§ **Written problem**
Return every record verbatim.

§ **Input records**
▼

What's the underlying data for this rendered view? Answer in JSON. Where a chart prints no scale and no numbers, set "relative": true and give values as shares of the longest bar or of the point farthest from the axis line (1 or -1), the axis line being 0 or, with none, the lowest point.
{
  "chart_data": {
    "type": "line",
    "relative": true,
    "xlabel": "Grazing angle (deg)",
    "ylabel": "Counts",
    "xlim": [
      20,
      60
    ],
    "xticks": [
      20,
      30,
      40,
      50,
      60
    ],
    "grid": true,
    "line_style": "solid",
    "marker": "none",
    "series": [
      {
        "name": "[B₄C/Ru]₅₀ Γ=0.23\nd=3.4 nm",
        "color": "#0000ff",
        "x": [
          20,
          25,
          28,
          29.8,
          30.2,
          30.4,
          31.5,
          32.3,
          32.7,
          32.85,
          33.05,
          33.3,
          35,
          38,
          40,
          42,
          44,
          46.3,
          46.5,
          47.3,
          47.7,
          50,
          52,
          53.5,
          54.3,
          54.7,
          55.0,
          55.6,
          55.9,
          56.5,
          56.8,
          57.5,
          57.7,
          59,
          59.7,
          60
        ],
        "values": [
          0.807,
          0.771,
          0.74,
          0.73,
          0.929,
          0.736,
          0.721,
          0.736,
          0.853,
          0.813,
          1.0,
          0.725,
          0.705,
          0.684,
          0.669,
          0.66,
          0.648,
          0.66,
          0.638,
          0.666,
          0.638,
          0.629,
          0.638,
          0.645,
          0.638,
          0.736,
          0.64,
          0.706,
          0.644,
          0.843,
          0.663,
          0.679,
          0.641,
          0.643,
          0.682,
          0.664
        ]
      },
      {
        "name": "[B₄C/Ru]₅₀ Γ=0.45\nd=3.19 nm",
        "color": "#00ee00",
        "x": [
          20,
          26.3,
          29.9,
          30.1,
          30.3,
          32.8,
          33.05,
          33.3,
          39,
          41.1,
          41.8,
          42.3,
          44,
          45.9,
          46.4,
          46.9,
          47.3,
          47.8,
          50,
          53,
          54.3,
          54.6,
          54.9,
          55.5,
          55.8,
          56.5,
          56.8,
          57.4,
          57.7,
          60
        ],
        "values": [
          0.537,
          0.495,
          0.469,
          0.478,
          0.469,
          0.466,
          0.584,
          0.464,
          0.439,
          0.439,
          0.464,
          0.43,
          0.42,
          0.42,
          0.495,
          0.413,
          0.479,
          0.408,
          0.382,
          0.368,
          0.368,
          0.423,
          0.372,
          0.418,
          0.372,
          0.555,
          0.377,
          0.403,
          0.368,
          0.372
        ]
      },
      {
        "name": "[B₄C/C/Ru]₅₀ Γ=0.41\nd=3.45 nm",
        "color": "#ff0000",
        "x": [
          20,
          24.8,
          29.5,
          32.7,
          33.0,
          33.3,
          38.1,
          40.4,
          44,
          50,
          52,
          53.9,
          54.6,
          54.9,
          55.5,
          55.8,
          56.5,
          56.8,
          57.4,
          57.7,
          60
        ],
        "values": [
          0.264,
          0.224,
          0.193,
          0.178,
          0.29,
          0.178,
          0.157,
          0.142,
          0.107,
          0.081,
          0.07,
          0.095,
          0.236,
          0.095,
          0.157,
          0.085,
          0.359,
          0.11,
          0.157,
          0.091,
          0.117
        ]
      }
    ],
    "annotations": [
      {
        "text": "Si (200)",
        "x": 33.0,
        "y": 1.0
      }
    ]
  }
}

▲

§ **Final result**
What's the underlying data for this rendered view? Answer in JSON. Where a chart prints no scale and no numbers, set "relative": true and give values as shares of the longest bar or of the point farthest from the axis line (1 or -1), the axis line being 0 or, with none, the lowest point.
{
  "chart_data": {
    "type": "line",
    "relative": true,
    "xlabel": "Grazing angle (deg)",
    "ylabel": "Counts",
    "xlim": [
      20,
      60
    ],
    "xticks": [
      20,
      30,
      40,
      50,
      60
    ],
    "grid": true,
    "line_style": "solid",
    "marker": "none",
    "series": [
      {
        "name": "[B₄C/Ru]₅₀ Γ=0.23\nd=3.4 nm",
        "color": "#0000ff",
        "x": [
          20,
          25,
          28,
          29.8,
          30.2,
          30.4,
          31.5,
          32.3,
          32.7,
          32.85,
          33.05,
          33.3,
          35,
          38,
          40,
          42,
          44,
          46.3,
          46.5,
          47.3,
          47.7,
          50,
          52,
          53.5,
          54.3,
          54.7,
          55.0,
          55.6,
          55.9,
          56.5,
          56.8,
          57.5,
          57.7,
          59,
          59.7,
          60
        ],
        "values": [
          0.807,
          0.771,
          0.74,
          0.73,
          0.929,
          0.736,
          0.721,
          0.736,
          0.853,
          0.813,
          1.0,
          0.725,
          0.705,
          0.684,
          0.669,
          0.66,
          0.648,
          0.66,
          0.638,
          0.666,
          0.638,
          0.629,
          0.638,
          0.645,
          0.638,
          0.736,
          0.64,
          0.706,
          0.644,
          0.843,
          0.663,
          0.679,
          0.641,
          0.643,
          0.682,
          0.664
        ]
      },
      {
        "name": "[B₄C/Ru]₅₀ Γ=0.45\nd=3.19 nm",
        "color": "#00ee00",
        "x": [
          20,
          26.3,
          29.9,
          30.1,
          30.3,
          32.8,
          33.05,
          33.3,
          39,
          41.1,
          41.8,
          42.3,
          44,
          45.9,
          46.4,
          46.9,
          47.3,
          47.8,
          50,
          53,
          54.3,
          54.6,
          54.9,
          55.5,
          55.8,
          56.5,
          56.8,
          57.4,
          57.7,
          60
        ],
        "values": [
          0.537,
          0.495,
          0.469,
          0.478,
          0.469,
          0.466,
          0.584,
          0.464,
          0.439,
          0.439,
          0.464,
          0.43,
          0.42,
          0.42,
          0.495,
          0.413,
          0.479,
          0.408,
          0.382,
          0.368,
          0.368,
          0.423,
          0.372,
          0.418,
          0.372,
          0.555,
          0.377,
          0.403,
          0.368,
          0.372
        ]
      },
      {
        "name": "[B₄C/C/Ru]₅₀ Γ=0.41\nd=3.45 nm",
        "color": "#ff0000",
        "x": [
          20,
          24.8,
          29.5,
          32.7,
          33.0,
          33.3,
          38.1,
          40.4,
          44,
          50,
          52,
          53.9,
          54.6,
          54.9,
          55.5,
          55.8,
          56.5,
          56.8,
          57.4,
          57.7,
          60
        ],
        "values": [
          0.264,
          0.224,
          0.193,
          0.178,
          0.29,
          0.178,
          0.157,
          0.142,
          0.107,
          0.081,
          0.07,
          0.095,
          0.236,
          0.095,
          0.157,
          0.085,
          0.359,
          0.11,
          0.157,
          0.091,
          0.117
        ]
      }
    ],
    "annotations": [
      {
        "text": "Si (200)",
        "x": 33.0,
        "y": 1.0
      }
    ]
  }
}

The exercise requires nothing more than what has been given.